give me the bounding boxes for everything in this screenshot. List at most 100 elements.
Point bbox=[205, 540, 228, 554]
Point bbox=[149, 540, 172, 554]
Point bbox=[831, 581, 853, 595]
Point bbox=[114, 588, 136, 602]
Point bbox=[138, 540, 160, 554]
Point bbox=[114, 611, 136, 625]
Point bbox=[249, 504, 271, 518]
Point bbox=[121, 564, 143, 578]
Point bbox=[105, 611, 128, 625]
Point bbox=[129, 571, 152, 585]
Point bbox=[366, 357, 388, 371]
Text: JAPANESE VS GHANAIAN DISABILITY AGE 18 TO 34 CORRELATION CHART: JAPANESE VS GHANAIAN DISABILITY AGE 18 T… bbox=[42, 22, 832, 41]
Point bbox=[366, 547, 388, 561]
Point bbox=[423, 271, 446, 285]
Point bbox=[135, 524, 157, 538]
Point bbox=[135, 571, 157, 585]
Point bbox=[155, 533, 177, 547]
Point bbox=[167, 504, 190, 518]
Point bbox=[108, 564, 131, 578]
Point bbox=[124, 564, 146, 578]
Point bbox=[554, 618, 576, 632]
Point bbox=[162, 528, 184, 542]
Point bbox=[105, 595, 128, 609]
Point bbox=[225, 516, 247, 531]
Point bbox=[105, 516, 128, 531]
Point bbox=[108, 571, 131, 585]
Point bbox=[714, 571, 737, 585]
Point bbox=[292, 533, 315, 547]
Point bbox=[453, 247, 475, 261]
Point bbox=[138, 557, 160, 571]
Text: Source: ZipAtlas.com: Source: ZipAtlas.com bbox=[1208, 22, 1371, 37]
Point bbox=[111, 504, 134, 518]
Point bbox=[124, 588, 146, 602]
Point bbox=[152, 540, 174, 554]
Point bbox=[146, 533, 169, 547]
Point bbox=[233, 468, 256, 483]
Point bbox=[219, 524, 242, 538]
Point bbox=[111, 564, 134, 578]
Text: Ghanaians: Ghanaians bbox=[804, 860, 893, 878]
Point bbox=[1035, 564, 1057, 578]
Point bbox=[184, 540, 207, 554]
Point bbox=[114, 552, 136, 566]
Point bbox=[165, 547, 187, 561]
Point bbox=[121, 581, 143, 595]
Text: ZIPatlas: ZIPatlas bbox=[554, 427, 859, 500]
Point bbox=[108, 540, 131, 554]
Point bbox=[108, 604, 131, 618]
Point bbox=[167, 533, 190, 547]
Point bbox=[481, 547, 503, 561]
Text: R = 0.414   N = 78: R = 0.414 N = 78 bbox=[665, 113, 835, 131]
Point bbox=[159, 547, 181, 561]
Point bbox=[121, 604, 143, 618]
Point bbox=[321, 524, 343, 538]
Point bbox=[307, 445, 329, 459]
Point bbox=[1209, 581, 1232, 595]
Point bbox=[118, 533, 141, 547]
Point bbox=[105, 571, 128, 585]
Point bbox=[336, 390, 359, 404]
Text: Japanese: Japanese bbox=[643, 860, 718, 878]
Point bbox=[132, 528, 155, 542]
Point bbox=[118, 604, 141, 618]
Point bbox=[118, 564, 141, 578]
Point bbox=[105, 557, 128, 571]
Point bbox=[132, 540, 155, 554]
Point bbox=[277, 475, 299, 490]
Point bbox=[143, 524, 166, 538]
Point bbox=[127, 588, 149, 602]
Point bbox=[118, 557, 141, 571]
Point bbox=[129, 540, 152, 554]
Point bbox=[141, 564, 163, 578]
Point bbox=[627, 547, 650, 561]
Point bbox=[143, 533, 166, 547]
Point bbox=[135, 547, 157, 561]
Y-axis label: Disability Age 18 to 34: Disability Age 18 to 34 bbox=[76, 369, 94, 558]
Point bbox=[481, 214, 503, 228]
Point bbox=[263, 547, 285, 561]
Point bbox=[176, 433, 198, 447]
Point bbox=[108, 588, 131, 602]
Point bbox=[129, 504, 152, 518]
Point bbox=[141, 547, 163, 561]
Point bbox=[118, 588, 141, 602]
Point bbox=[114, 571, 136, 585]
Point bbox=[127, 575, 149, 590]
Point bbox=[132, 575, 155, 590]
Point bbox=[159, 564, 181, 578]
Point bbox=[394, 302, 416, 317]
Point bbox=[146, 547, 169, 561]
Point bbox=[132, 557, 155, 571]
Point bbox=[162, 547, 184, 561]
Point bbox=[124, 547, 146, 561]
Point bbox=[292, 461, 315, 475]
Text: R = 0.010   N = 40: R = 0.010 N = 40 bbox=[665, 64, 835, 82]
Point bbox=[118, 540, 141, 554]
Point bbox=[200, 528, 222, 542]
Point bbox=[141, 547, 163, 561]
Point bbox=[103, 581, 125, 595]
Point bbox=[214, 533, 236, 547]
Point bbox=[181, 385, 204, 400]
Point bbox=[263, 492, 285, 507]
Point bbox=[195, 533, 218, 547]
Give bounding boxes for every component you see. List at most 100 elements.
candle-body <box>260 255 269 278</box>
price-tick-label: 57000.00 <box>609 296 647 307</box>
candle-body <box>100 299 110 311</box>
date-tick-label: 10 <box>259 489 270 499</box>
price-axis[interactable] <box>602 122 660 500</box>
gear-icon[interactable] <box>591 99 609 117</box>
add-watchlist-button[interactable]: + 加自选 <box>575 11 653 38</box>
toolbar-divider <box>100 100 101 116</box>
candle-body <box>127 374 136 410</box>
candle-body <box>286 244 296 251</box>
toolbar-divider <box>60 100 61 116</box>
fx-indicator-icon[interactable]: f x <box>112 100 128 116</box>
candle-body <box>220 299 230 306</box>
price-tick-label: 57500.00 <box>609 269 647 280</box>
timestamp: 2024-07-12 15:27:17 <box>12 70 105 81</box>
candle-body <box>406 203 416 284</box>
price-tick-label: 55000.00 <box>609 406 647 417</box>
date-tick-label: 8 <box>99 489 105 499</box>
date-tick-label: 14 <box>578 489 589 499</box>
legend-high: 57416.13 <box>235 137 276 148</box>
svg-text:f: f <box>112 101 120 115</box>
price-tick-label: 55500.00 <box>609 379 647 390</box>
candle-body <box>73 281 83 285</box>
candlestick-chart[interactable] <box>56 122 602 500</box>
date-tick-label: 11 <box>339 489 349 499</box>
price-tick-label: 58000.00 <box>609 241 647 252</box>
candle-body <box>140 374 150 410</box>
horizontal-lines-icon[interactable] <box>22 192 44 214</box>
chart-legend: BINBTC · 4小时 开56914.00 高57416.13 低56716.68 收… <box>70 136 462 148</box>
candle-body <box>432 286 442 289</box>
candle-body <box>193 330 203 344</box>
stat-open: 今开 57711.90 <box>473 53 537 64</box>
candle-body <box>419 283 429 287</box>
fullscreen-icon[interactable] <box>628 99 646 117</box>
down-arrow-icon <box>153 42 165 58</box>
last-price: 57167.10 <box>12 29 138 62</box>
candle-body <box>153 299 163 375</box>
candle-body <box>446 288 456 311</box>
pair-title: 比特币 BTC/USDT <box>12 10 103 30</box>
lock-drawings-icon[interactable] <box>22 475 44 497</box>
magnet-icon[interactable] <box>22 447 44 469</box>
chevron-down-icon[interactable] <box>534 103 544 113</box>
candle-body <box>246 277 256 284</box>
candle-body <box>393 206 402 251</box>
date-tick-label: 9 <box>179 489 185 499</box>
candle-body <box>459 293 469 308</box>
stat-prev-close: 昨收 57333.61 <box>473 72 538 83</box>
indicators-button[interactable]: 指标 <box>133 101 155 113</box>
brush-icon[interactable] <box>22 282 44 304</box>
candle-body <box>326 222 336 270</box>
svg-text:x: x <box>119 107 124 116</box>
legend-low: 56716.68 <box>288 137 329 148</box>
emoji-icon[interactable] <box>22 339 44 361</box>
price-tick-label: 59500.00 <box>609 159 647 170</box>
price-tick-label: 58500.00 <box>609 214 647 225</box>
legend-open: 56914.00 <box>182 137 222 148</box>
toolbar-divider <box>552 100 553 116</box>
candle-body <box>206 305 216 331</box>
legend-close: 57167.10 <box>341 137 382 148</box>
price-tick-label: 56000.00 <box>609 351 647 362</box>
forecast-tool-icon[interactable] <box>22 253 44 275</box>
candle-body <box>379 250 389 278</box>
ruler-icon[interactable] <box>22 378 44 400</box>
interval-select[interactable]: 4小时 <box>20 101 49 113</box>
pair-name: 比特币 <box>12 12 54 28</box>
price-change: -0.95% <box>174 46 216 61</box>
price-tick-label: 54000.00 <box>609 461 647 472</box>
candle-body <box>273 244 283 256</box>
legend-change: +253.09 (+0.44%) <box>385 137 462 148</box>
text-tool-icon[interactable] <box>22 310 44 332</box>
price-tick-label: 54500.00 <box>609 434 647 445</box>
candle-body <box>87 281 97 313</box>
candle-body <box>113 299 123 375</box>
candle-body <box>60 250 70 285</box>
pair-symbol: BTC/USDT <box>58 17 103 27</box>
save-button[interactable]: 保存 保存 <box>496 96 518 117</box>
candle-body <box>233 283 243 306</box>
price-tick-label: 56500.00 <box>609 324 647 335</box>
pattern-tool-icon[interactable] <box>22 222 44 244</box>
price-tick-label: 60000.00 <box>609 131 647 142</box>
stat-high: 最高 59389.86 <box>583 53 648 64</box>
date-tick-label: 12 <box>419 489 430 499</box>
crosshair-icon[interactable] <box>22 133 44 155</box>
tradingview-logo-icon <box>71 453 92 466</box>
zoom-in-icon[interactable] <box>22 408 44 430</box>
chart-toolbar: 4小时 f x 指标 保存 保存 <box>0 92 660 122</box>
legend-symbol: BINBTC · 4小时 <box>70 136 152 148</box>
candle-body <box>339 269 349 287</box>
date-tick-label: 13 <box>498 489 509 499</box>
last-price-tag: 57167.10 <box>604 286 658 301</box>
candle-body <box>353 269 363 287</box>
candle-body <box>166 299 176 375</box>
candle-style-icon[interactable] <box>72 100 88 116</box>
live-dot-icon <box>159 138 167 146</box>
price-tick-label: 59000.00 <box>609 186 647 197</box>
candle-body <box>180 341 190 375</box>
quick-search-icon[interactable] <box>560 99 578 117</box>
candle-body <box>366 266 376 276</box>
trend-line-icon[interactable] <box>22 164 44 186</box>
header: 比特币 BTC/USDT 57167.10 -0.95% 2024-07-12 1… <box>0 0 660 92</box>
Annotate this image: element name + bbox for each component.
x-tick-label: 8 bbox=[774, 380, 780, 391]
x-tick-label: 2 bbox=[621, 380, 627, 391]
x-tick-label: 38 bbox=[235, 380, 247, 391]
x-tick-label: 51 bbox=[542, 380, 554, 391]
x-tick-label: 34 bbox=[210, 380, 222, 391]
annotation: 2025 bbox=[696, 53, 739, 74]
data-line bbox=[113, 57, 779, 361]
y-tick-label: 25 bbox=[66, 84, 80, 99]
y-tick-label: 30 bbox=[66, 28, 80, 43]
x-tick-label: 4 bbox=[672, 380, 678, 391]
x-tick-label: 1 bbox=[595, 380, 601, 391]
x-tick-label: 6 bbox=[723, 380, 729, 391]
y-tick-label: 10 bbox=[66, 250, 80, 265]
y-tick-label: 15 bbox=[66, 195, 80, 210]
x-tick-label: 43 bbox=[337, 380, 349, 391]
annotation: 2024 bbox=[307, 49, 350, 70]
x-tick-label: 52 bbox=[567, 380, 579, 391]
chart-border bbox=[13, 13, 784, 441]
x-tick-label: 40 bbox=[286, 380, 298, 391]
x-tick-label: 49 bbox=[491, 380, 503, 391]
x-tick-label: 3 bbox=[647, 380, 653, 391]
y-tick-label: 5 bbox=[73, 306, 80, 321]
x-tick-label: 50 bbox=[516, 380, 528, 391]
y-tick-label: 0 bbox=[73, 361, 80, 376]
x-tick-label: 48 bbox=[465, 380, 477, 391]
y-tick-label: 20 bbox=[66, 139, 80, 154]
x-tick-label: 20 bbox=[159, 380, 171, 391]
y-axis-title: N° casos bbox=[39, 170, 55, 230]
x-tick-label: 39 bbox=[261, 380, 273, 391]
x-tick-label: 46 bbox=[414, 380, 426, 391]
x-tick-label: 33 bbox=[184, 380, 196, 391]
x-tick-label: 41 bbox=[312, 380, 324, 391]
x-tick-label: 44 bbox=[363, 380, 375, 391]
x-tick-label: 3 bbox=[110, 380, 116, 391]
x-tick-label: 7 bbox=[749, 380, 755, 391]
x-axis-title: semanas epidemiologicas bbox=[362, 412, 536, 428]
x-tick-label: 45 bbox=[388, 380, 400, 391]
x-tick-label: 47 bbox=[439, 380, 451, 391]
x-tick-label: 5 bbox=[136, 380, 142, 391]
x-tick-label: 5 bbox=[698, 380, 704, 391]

**Arbeitsauftrag**
Sammle aus den Einträgen oben jede Zeile, die das Wort „most“ enthält, und schreibe sie ab. Dabei gilt die Groß- und Kleinschreibung.

**Ergebnis**
give me the bounding boxes for everything in this screenshot. List at most 100 elements.
Give bounding boxes for every component you see. List at most 100 elements.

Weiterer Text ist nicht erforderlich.